** Supplied information **
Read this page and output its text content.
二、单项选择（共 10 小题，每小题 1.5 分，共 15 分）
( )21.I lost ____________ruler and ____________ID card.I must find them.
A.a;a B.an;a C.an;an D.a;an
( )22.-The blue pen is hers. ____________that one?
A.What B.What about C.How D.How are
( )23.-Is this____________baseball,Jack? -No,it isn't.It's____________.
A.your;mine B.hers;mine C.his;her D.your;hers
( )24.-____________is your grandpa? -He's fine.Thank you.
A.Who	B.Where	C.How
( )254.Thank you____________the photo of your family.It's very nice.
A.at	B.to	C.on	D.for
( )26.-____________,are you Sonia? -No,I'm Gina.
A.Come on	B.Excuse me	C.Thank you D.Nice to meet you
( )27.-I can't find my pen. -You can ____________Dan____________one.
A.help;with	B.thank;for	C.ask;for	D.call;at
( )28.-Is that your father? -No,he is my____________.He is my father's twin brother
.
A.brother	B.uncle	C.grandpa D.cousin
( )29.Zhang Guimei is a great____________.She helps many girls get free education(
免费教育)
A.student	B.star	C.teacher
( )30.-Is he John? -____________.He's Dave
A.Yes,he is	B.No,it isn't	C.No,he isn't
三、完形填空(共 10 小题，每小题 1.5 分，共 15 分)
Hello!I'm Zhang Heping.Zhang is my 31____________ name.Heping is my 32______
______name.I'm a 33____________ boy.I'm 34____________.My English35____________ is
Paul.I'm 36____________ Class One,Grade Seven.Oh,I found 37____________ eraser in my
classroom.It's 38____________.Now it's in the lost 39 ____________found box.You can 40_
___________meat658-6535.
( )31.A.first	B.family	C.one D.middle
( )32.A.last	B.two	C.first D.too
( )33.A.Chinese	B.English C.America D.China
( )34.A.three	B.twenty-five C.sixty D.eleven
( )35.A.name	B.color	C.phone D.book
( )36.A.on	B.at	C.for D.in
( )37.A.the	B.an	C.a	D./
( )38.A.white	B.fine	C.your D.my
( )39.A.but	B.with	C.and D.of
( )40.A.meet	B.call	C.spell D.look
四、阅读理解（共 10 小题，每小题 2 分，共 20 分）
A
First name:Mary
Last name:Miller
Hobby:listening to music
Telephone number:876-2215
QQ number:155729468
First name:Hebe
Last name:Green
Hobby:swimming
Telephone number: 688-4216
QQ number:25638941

** Written exercise **
Please quote the data above in full, with no line missing.

** Answer below **
Read this page and output its text content.
二、单项选择（共 10 小题，每小题 1.5 分，共 15 分）
( )21.I lost ____________ruler and ____________ID card.I must find them.
A.a;a B.an;a C.an;an D.a;an
( )22.-The blue pen is hers. ____________that one?
A.What B.What about C.How D.How are
( )23.-Is this____________baseball,Jack? -No,it isn't.It's____________.
A.your;mine B.hers;mine C.his;her D.your;hers
( )24.-____________is your grandpa? -He's fine.Thank you.
A.Who	B.Where	C.How
( )254.Thank you____________the photo of your family.It's very nice.
A.at	B.to	C.on	D.for
( )26.-____________,are you Sonia? -No,I'm Gina.
A.Come on	B.Excuse me	C.Thank you D.Nice to meet you
( )27.-I can't find my pen. -You can ____________Dan____________one.
A.help;with	B.thank;for	C.ask;for	D.call;at
( )28.-Is that your father? -No,he is my____________.He is my father's twin brother
.
A.brother	B.uncle	C.grandpa D.cousin
( )29.Zhang Guimei is a great____________.She helps many girls get free education(
免费教育)
A.student	B.star	C.teacher
( )30.-Is he John? -____________.He's Dave
A.Yes,he is	B.No,it isn't	C.No,he isn't
三、完形填空(共 10 小题，每小题 1.5 分，共 15 分)
Hello!I'm Zhang Heping.Zhang is my 31____________ name.Heping is my 32______
______name.I'm a 33____________ boy.I'm 34____________.My English35____________ is
Paul.I'm 36____________ Class One,Grade Seven.Oh,I found 37____________ eraser in my
classroom.It's 38____________.Now it's in the lost 39 ____________found box.You can 40_
___________meat658-6535.
( )31.A.first	B.family	C.one D.middle
( )32.A.last	B.two	C.first D.too
( )33.A.Chinese	B.English C.America D.China
( )34.A.three	B.twenty-five C.sixty D.eleven
( )35.A.name	B.color	C.phone D.book
( )36.A.on	B.at	C.for D.in
( )37.A.the	B.an	C.a	D./
( )38.A.white	B.fine	C.your D.my
( )39.A.but	B.with	C.and D.of
( )40.A.meet	B.call	C.spell D.look
四、阅读理解（共 10 小题，每小题 2 分，共 20 分）
A
First name:Mary
Last name:Miller
Hobby:listening to music
Telephone number:876-2215
QQ number:155729468
First name:Hebe
Last name:Green
Hobby:swimming
Telephone number: 688-4216
QQ number:25638941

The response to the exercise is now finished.